* Objective *
Report every line in the listing below where the string "Различен" shows up.

## begin Extracted information

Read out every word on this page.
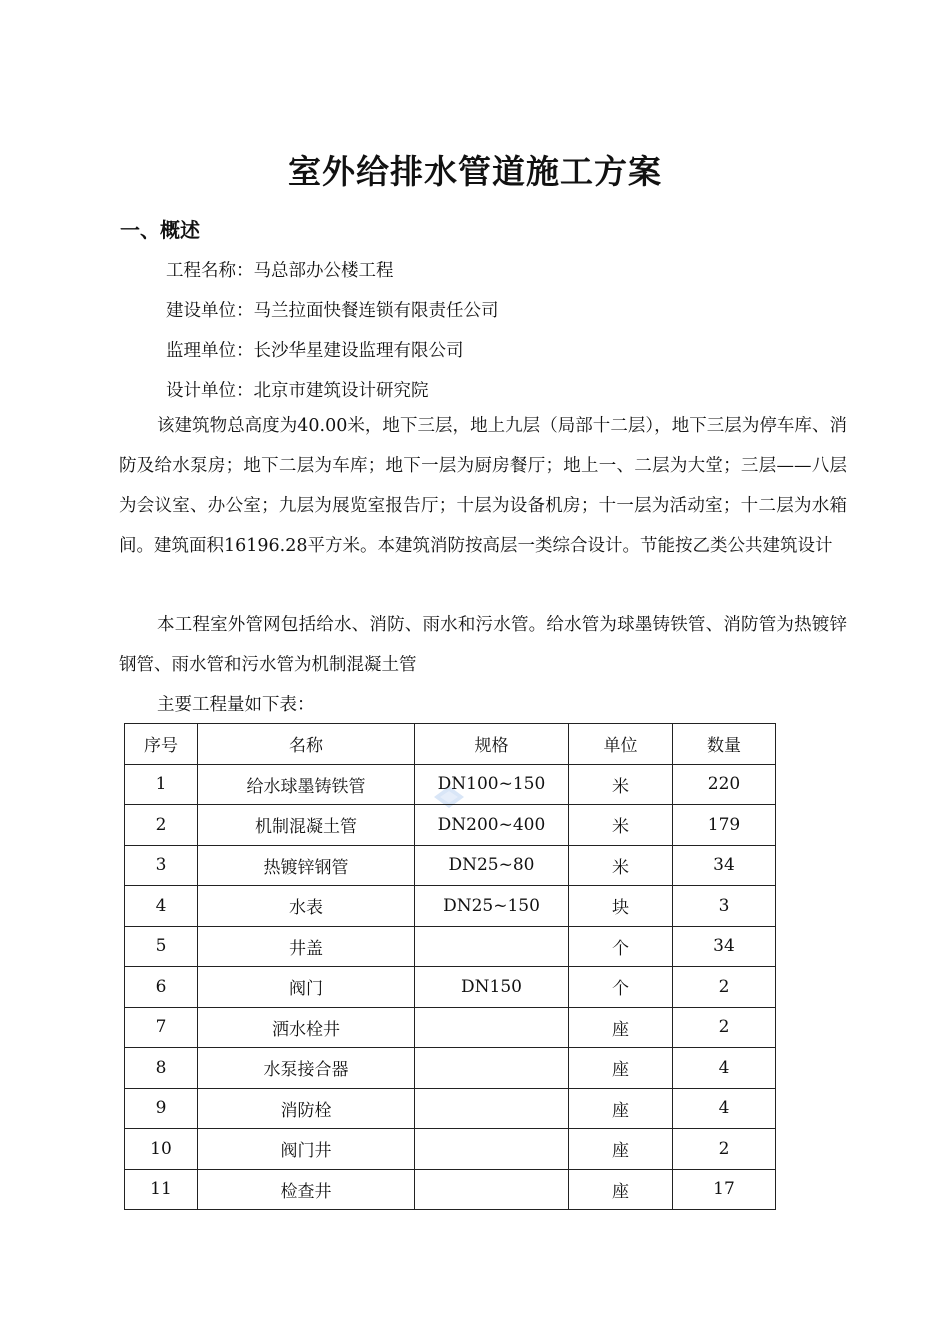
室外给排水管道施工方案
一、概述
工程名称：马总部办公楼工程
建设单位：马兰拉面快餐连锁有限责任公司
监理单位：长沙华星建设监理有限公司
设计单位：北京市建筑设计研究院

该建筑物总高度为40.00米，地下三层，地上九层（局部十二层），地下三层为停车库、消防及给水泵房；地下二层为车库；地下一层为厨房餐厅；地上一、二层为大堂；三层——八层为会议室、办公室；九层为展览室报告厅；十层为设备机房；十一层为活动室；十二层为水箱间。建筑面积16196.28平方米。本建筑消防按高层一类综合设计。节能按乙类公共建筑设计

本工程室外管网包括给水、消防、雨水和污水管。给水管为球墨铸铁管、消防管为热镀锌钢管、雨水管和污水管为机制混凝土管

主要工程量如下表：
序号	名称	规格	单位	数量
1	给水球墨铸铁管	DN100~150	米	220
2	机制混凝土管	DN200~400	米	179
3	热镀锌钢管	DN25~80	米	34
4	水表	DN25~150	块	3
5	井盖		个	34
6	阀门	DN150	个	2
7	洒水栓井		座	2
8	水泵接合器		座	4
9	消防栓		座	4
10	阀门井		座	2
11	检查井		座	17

## end Extracted information
## begin Extracted information

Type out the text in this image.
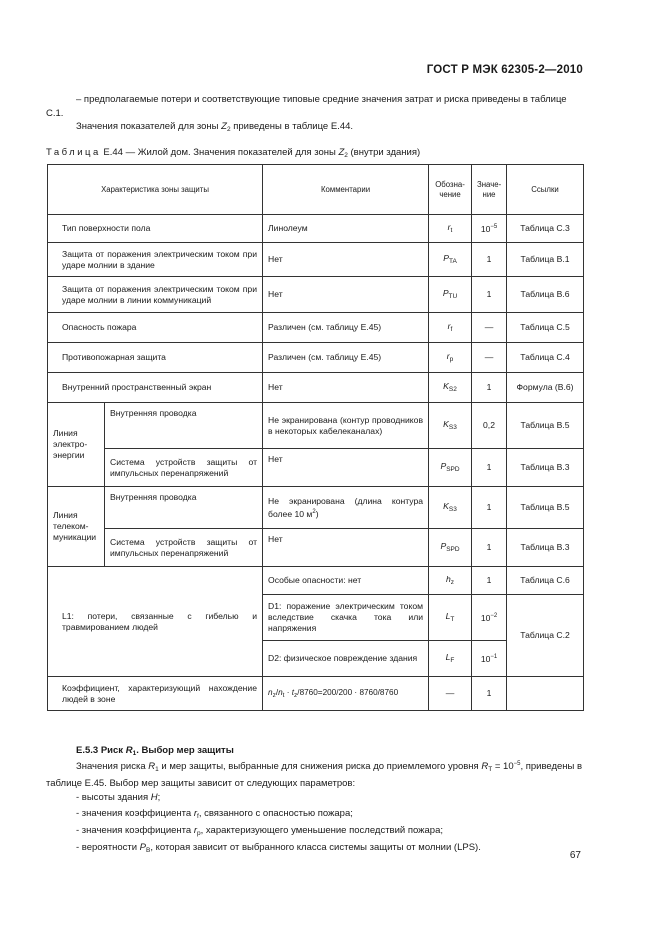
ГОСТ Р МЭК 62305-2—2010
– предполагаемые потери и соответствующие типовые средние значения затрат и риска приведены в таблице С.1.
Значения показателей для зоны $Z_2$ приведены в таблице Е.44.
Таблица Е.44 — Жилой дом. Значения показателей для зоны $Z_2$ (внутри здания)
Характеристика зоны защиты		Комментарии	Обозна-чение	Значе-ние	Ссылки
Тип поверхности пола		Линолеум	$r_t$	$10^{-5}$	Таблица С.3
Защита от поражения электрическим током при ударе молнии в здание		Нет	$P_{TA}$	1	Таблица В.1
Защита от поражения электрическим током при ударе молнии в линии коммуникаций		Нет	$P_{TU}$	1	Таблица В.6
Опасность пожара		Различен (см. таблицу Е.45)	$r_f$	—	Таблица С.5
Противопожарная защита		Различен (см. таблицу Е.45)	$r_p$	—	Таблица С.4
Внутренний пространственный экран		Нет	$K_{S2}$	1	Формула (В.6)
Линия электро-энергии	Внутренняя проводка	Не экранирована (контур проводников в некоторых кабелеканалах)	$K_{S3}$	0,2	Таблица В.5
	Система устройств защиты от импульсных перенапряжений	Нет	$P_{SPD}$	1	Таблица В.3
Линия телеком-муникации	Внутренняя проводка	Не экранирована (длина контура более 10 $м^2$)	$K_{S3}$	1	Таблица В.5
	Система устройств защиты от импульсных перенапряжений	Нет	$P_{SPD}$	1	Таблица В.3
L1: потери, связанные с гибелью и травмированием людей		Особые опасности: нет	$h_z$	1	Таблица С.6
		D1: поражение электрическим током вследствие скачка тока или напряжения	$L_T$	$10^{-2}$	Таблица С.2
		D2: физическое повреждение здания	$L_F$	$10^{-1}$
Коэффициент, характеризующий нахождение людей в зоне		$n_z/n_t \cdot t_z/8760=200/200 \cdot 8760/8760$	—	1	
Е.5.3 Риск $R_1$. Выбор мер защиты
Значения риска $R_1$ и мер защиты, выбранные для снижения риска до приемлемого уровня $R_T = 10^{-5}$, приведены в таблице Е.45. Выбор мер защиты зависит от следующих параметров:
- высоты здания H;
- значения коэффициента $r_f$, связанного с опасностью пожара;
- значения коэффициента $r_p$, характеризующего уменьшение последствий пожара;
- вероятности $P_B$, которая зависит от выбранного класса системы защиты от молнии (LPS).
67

## end Extracted information

* Written solution *
Опасность пожара		Различен (см. таблицу Е.45)	$r_f$	—	Таблица С.5
Противопожарная защита		Различен (см. таблицу Е.45)	$r_p$	—	Таблица С.4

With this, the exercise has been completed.